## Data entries
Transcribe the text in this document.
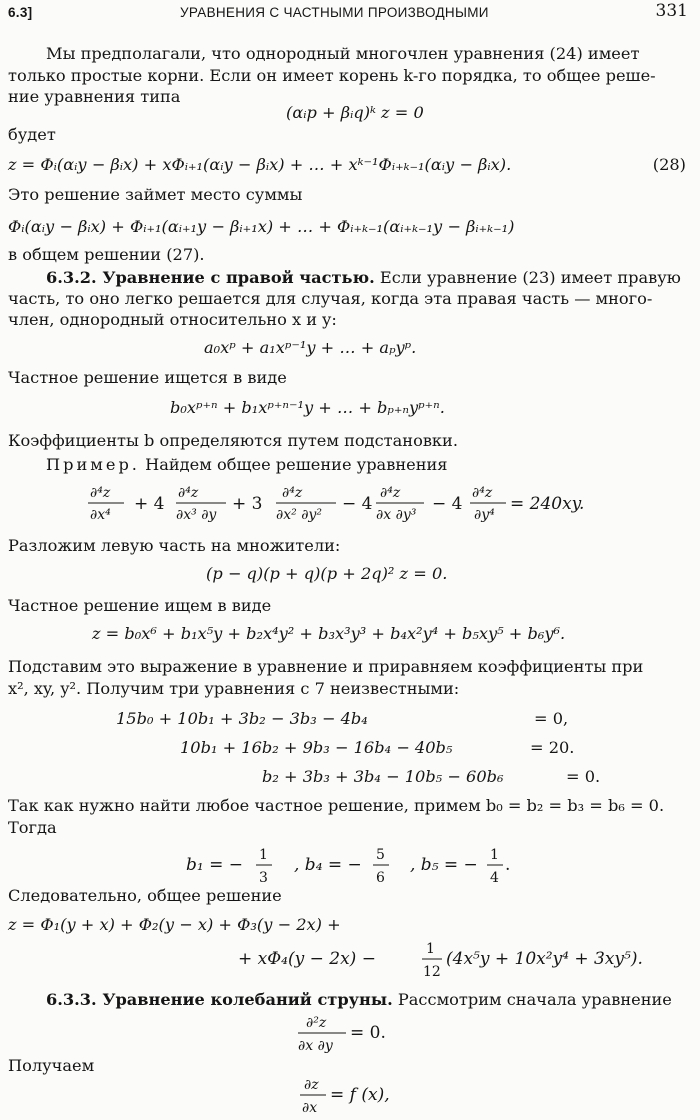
6.3]	УРАВНЕНИЯ С ЧАСТНЫМИ ПРОИЗВОДНЫМИ	331
Мы предполагали, что однородный многочлен уравнения (24) имеет
только простые корни. Если он имеет корень k-го порядка, то общее реше-
ние уравнения типа
(αᵢp + βᵢq)ᵏ z = 0
будет
z = Φᵢ(αᵢy − βᵢx) + xΦᵢ₊₁(αᵢy − βᵢx) + … + xᵏ⁻¹Φᵢ₊ₖ₋₁(αᵢy − βᵢx).	(28)
Это решение займет место суммы
Φᵢ(αᵢy − βᵢx) + Φᵢ₊₁(αᵢ₊₁y − βᵢ₊₁x) + … + Φᵢ₊ₖ₋₁(αᵢ₊ₖ₋₁y − βᵢ₊ₖ₋₁)
в общем решении (27).
6.3.2. Уравнение с правой частью. Если уравнение (23) имеет правую
часть, то оно легко решается для случая, когда эта правая часть — много-
член, однородный относительно x и y:
a₀xᵖ + a₁xᵖ⁻¹y + … + aₚyᵖ.
Частное решение ищется в виде
b₀xᵖ⁺ⁿ + b₁xᵖ⁺ⁿ⁻¹y + … + bₚ₊ₙyᵖ⁺ⁿ.
Коэффициенты b определяются путем подстановки.
Пример. Найдем общее решение уравнения
∂⁴z
∂x⁴
+ 4
∂⁴z
∂x³ ∂y
+ 3
∂⁴z
∂x² ∂y²
− 4
∂⁴z
∂x ∂y³
− 4
∂⁴z
∂y⁴
= 240xy.
Разложим левую часть на множители:
(p − q)(p + q)(p + 2q)² z = 0.
Частное решение ищем в виде
z = b₀x⁶ + b₁x⁵y + b₂x⁴y² + b₃x³y³ + b₄x²y⁴ + b₅xy⁵ + b₆y⁶.
Подставим это выражение в уравнение и приравняем коэффициенты при
x², xy, y². Получим три уравнения с 7 неизвестными:
15b₀ + 10b₁ + 3b₂ − 3b₃ − 4b₄	= 0,
10b₁ + 16b₂ + 9b₃ − 16b₄ − 40b₅	= 20.
b₂ + 3b₃ + 3b₄ − 10b₅ − 60b₆	= 0.
Так как нужно найти любое частное решение, примем b₀ = b₂ = b₃ = b₆ = 0.
Тогда
b₁ = − 1
3
, b₄ = − 5
6
, b₅ = − 1
4
.
Следовательно, общее решение
z = Φ₁(y + x) + Φ₂(y − x) + Φ₃(y − 2x) +
+ xΦ₄(y − 2x) −	1
12
(4x⁵y + 10x²y⁴ + 3xy⁵).
6.3.3. Уравнение колебаний струны. Рассмотрим сначала уравнение
∂²z
∂x ∂y
= 0.
Получаем
∂z
∂x
= f (x),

## Problem to solve
Please set down each line of the data above exactly as written, without the pictures.

## Exercise result
Transcribe the text in this document.
6.3]	УРАВНЕНИЯ С ЧАСТНЫМИ ПРОИЗВОДНЫМИ	331
Мы предполагали, что однородный многочлен уравнения (24) имеет
только простые корни. Если он имеет корень k-го порядка, то общее реше-
ние уравнения типа
(αᵢp + βᵢq)ᵏ z = 0
будет
z = Φᵢ(αᵢy − βᵢx) + xΦᵢ₊₁(αᵢy − βᵢx) + … + xᵏ⁻¹Φᵢ₊ₖ₋₁(αᵢy − βᵢx).	(28)
Это решение займет место суммы
Φᵢ(αᵢy − βᵢx) + Φᵢ₊₁(αᵢ₊₁y − βᵢ₊₁x) + … + Φᵢ₊ₖ₋₁(αᵢ₊ₖ₋₁y − βᵢ₊ₖ₋₁)
в общем решении (27).
6.3.2. Уравнение с правой частью. Если уравнение (23) имеет правую
часть, то оно легко решается для случая, когда эта правая часть — много-
член, однородный относительно x и y:
a₀xᵖ + a₁xᵖ⁻¹y + … + aₚyᵖ.
Частное решение ищется в виде
b₀xᵖ⁺ⁿ + b₁xᵖ⁺ⁿ⁻¹y + … + bₚ₊ₙyᵖ⁺ⁿ.
Коэффициенты b определяются путем подстановки.
Пример. Найдем общее решение уравнения
∂⁴z
∂x⁴
+ 4
∂⁴z
∂x³ ∂y
+ 3
∂⁴z
∂x² ∂y²
− 4
∂⁴z
∂x ∂y³
− 4
∂⁴z
∂y⁴
= 240xy.
Разложим левую часть на множители:
(p − q)(p + q)(p + 2q)² z = 0.
Частное решение ищем в виде
z = b₀x⁶ + b₁x⁵y + b₂x⁴y² + b₃x³y³ + b₄x²y⁴ + b₅xy⁵ + b₆y⁶.
Подставим это выражение в уравнение и приравняем коэффициенты при
x², xy, y². Получим три уравнения с 7 неизвестными:
15b₀ + 10b₁ + 3b₂ − 3b₃ − 4b₄	= 0,
10b₁ + 16b₂ + 9b₃ − 16b₄ − 40b₅	= 20.
b₂ + 3b₃ + 3b₄ − 10b₅ − 60b₆	= 0.
Так как нужно найти любое частное решение, примем b₀ = b₂ = b₃ = b₆ = 0.
Тогда
b₁ = − 1
3
, b₄ = − 5
6
, b₅ = − 1
4
.
Следовательно, общее решение
z = Φ₁(y + x) + Φ₂(y − x) + Φ₃(y − 2x) +
+ xΦ₄(y − 2x) −	1
12
(4x⁵y + 10x²y⁴ + 3xy⁵).
6.3.3. Уравнение колебаний струны. Рассмотрим сначала уравнение
∂²z
∂x ∂y
= 0.
Получаем
∂z
∂x
= f (x),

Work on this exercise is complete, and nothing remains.